*WHAT THIS TASK INVOLVES:*
Reproduce the listing below word for word, with no pictures.

*TASK INPUTS:*
'''

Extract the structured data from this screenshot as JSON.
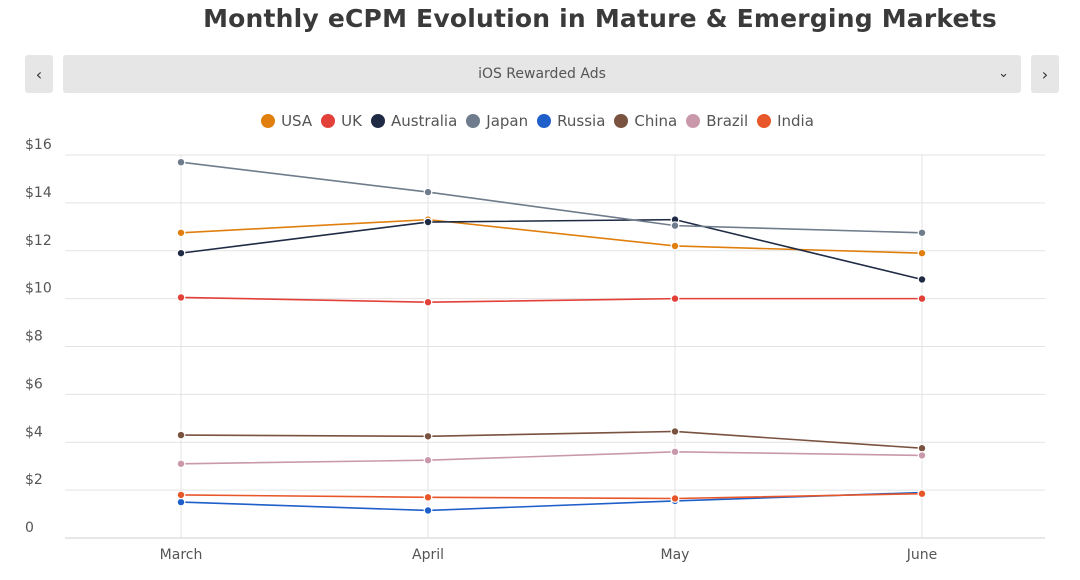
{
  "chart_data": {
    "type": "line",
    "title": "Monthly eCPM Evolution in Mature & Emerging Markets",
    "xlabel": "",
    "ylabel": "",
    "categories": [
      "March",
      "April",
      "May",
      "June"
    ],
    "y_ticks": [
      "0",
      "$2",
      "$4",
      "$6",
      "$8",
      "$10",
      "$12",
      "$14",
      "$16"
    ],
    "ylim": [
      0,
      16
    ],
    "grid": true,
    "legend_position": "top-center",
    "series": [
      {
        "name": "USA",
        "color": "#e07f0e",
        "values": [
          12.75,
          13.3,
          12.2,
          11.9
        ]
      },
      {
        "name": "UK",
        "color": "#e2413a",
        "values": [
          10.05,
          9.85,
          10.0,
          10.0
        ]
      },
      {
        "name": "Australia",
        "color": "#1f2a44",
        "values": [
          11.9,
          13.2,
          13.3,
          10.8
        ]
      },
      {
        "name": "Japan",
        "color": "#6f7c8c",
        "values": [
          15.7,
          14.45,
          13.05,
          12.75
        ]
      },
      {
        "name": "Russia",
        "color": "#1e5fc9",
        "values": [
          1.5,
          1.15,
          1.55,
          1.9
        ]
      },
      {
        "name": "China",
        "color": "#7a5240",
        "values": [
          4.3,
          4.25,
          4.45,
          3.75
        ]
      },
      {
        "name": "Brazil",
        "color": "#c999ab",
        "values": [
          3.1,
          3.25,
          3.6,
          3.45
        ]
      },
      {
        "name": "India",
        "color": "#e8572a",
        "values": [
          1.8,
          1.7,
          1.65,
          1.85
        ]
      }
    ]
  },
  "selector": {
    "label": "iOS Rewarded Ads",
    "prev_icon": "‹",
    "next_icon": "›",
    "chevron_icon": "⌄"
  }
}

'''

*THE ANSWER:*
Extract the structured data from this screenshot as JSON.
{
  "chart_data": {
    "type": "line",
    "title": "Monthly eCPM Evolution in Mature & Emerging Markets",
    "xlabel": "",
    "ylabel": "",
    "categories": [
      "March",
      "April",
      "May",
      "June"
    ],
    "y_ticks": [
      "0",
      "$2",
      "$4",
      "$6",
      "$8",
      "$10",
      "$12",
      "$14",
      "$16"
    ],
    "ylim": [
      0,
      16
    ],
    "grid": true,
    "legend_position": "top-center",
    "series": [
      {
        "name": "USA",
        "color": "#e07f0e",
        "values": [
          12.75,
          13.3,
          12.2,
          11.9
        ]
      },
      {
        "name": "UK",
        "color": "#e2413a",
        "values": [
          10.05,
          9.85,
          10.0,
          10.0
        ]
      },
      {
        "name": "Australia",
        "color": "#1f2a44",
        "values": [
          11.9,
          13.2,
          13.3,
          10.8
        ]
      },
      {
        "name": "Japan",
        "color": "#6f7c8c",
        "values": [
          15.7,
          14.45,
          13.05,
          12.75
        ]
      },
      {
        "name": "Russia",
        "color": "#1e5fc9",
        "values": [
          1.5,
          1.15,
          1.55,
          1.9
        ]
      },
      {
        "name": "China",
        "color": "#7a5240",
        "values": [
          4.3,
          4.25,
          4.45,
          3.75
        ]
      },
      {
        "name": "Brazil",
        "color": "#c999ab",
        "values": [
          3.1,
          3.25,
          3.6,
          3.45
        ]
      },
      {
        "name": "India",
        "color": "#e8572a",
        "values": [
          1.8,
          1.7,
          1.65,
          1.85
        ]
      }
    ]
  },
  "selector": {
    "label": "iOS Rewarded Ads",
    "prev_icon": "‹",
    "next_icon": "›",
    "chevron_icon": "⌄"
  }
}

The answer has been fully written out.